> [What you will do] All of the lines below are to be transcribed faithfully, with pictures excluded from the copy.

===== Entries =====

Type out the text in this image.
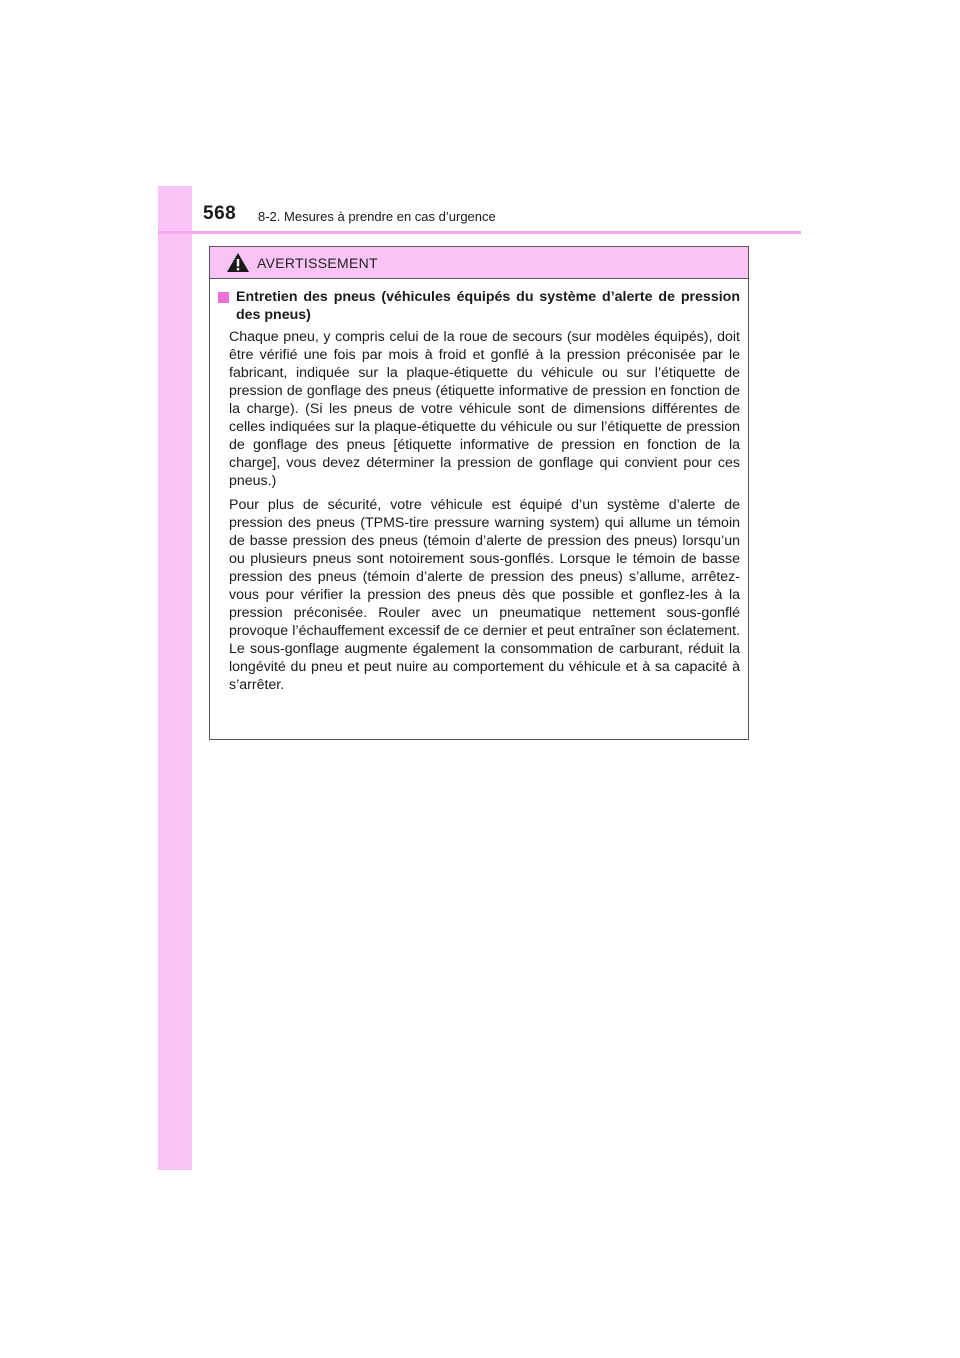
568 8-2. Mesures à prendre en cas d’urgence
AVERTISSEMENT
Entretien des pneus (véhicules équipés du système d’alerte de pression des pneus)

Chaque pneu, y compris celui de la roue de secours (sur modèles équipés), doit être vérifié une fois par mois à froid et gonflé à la pression préconisée par le fabricant, indiquée sur la plaque-étiquette du véhicule ou sur l’étiquette de pression de gonflage des pneus (étiquette informative de pression en fonction de la charge). (Si les pneus de votre véhicule sont de dimensions différentes de celles indiquées sur la plaque-étiquette du véhicule ou sur l’étiquette de pression de gonflage des pneus [étiquette informative de pression en fonction de la charge], vous devez déterminer la pression de gonflage qui convient pour ces pneus.)

Pour plus de sécurité, votre véhicule est équipé d’un système d’alerte de pression des pneus (TPMS-tire pressure warning system) qui allume un témoin de basse pression des pneus (témoin d’alerte de pression des pneus) lorsqu’un ou plusieurs pneus sont notoirement sous-gonflés. Lorsque le témoin de basse pression des pneus (témoin d’alerte de pression des pneus) s’allume, arrêtez-vous pour vérifier la pression des pneus dès que possible et gonflez-les à la pression préconisée. Rouler avec un pneumatique nettement sous-gonflé provoque l’échauffement excessif de ce dernier et peut entraîner son éclatement. Le sous-gonflage augmente également la consommation de carburant, réduit la longévité du pneu et peut nuire au comportement du véhicule et à sa capacité à s’arrêter.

=====

> [Exercise response]
Type out the text in this image.
568 8-2. Mesures à prendre en cas d’urgence
AVERTISSEMENT
Entretien des pneus (véhicules équipés du système d’alerte de pression des pneus)

Chaque pneu, y compris celui de la roue de secours (sur modèles équipés), doit être vérifié une fois par mois à froid et gonflé à la pression préconisée par le fabricant, indiquée sur la plaque-étiquette du véhicule ou sur l’étiquette de pression de gonflage des pneus (étiquette informative de pression en fonction de la charge). (Si les pneus de votre véhicule sont de dimensions différentes de celles indiquées sur la plaque-étiquette du véhicule ou sur l’étiquette de pression de gonflage des pneus [étiquette informative de pression en fonction de la charge], vous devez déterminer la pression de gonflage qui convient pour ces pneus.)

Pour plus de sécurité, votre véhicule est équipé d’un système d’alerte de pression des pneus (TPMS-tire pressure warning system) qui allume un témoin de basse pression des pneus (témoin d’alerte de pression des pneus) lorsqu’un ou plusieurs pneus sont notoirement sous-gonflés. Lorsque le témoin de basse pression des pneus (témoin d’alerte de pression des pneus) s’allume, arrêtez-vous pour vérifier la pression des pneus dès que possible et gonflez-les à la pression préconisée. Rouler avec un pneumatique nettement sous-gonflé provoque l’échauffement excessif de ce dernier et peut entraîner son éclatement. Le sous-gonflage augmente également la consommation de carburant, réduit la longévité du pneu et peut nuire au comportement du véhicule et à sa capacité à s’arrêter.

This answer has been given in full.